++++ Passage for review ++++

Jitin Puthenchery (born 24 August 1989) is an Indian film actor and assistant director who works predominantly in the Malayalam film industry. He is the son of popular Malayalam lyricist and poet Girish Puthenchery.

== Life and career ==
Jitin was born on 24 August 1989 and is the elder son of Gireesh Puthenchery and Beena. Jitin was born in karaparamba near Eranhipalam in Kozhikode district of kerala.  He completed his primary education at St. Joseph's Boys' High School Kozhikode and graduation at Bangalore University. He is married to Divya Mohanan, a software engineer.  His younger brother Din Nath is a lyricist and Assistant director

Jitin made his debut in the Malayalam film industry as an assistant director in 2013 through Sudhir Ambalappad's movie Breaking News Live.  He later worked as an assistant director in Matini, Koothara and Mani Ratnam.in 2016, he joined Farhan Akhtar-Riteish Sidwani team's Excel Entertainment, a Mumbai-based film production company, and later worked as a director's assistant on Farhan's Rock-On 2.

++++ Provided data ++++

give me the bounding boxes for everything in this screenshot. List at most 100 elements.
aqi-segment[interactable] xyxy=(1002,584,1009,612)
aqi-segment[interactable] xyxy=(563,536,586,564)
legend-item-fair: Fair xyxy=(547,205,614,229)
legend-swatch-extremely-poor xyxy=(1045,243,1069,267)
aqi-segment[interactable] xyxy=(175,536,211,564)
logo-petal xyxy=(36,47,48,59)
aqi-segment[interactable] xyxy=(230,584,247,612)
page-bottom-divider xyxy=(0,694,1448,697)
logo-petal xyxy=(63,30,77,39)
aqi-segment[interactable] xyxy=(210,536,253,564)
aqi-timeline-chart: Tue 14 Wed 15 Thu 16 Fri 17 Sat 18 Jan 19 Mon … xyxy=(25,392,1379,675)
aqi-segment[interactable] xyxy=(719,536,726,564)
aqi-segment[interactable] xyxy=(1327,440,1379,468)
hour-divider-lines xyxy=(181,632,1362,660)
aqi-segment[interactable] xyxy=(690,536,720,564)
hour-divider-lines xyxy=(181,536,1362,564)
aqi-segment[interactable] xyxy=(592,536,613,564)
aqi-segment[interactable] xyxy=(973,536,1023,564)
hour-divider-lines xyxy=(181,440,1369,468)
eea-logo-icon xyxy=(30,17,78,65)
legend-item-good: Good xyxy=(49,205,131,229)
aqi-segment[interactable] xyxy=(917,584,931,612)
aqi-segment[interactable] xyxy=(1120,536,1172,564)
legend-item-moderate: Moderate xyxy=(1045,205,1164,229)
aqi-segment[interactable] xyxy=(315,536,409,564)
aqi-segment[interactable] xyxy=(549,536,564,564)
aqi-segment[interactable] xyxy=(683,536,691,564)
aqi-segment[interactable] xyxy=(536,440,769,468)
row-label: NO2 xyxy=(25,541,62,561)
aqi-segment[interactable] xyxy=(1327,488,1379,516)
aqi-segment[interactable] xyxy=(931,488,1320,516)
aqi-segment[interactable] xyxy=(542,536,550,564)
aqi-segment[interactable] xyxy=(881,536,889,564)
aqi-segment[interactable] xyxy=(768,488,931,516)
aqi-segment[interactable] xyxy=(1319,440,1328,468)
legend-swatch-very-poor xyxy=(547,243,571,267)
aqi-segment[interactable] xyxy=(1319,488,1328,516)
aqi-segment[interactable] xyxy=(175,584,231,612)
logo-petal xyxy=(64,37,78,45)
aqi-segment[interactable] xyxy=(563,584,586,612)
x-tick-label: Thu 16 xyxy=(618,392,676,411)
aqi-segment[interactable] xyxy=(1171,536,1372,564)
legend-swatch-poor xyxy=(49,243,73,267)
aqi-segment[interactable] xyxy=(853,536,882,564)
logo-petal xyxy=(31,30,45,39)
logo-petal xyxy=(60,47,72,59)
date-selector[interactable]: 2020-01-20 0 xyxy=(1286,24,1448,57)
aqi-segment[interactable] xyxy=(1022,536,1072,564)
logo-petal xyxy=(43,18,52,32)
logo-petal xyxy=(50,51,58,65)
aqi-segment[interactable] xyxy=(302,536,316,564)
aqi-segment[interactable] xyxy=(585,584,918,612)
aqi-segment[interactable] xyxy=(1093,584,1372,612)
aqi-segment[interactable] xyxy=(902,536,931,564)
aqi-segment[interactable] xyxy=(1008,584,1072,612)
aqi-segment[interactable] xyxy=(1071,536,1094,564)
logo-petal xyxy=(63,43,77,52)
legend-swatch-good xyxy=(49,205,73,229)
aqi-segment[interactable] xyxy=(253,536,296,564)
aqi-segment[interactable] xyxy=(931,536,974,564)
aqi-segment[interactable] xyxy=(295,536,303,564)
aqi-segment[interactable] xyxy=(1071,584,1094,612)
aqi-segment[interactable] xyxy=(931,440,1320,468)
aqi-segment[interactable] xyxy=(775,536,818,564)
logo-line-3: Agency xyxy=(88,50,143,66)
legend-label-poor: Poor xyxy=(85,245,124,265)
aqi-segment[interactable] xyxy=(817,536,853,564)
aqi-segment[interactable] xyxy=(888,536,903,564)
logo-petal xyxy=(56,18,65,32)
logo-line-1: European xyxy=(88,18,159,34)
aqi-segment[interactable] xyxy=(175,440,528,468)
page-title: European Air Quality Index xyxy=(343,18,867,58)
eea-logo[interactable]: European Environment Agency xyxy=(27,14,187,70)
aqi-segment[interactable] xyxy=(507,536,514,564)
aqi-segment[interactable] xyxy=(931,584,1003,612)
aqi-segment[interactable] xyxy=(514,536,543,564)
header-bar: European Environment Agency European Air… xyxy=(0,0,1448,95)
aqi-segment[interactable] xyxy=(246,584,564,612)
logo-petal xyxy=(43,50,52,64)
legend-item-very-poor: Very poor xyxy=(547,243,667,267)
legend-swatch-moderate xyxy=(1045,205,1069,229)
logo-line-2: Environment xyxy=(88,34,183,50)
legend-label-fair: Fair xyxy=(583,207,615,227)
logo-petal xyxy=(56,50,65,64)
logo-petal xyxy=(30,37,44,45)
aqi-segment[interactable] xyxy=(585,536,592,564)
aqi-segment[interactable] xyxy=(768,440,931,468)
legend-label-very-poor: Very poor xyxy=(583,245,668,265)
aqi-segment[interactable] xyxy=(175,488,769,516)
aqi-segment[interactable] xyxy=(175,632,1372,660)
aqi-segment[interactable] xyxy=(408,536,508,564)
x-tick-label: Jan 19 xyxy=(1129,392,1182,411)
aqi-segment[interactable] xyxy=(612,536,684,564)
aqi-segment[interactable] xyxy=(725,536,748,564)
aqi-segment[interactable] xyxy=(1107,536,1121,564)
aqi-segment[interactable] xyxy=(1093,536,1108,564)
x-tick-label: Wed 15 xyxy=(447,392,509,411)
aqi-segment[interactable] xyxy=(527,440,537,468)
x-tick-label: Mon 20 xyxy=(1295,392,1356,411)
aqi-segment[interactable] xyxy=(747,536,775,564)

++++

* [Tasks to carry out]
- a) Restate word for word the part of the passage on Jitin Puthenchery running from "Jitin made his" down to "Farhan's Rock-On 2.".
- b) In the passage on Jitin Puthenchery, through which movie did he debut as an assistant director?

* [Answers]
- a)
Jitin made his debut in the Malayalam film industry as an assistant director in 2013 through Sudhir Ambalappad's movie Breaking News Live.  He later worked as an assistant director in Matini, Koothara and Mani Ratnam.in 2016, he joined Farhan Akhtar-Riteish Sidwani team's Excel Entertainment, a Mumbai-based film production company, and later worked as a director's assistant on Farhan's Rock-On 2.

- b) Sudhir Ambalappad's movie Breaking News Live, in 2013.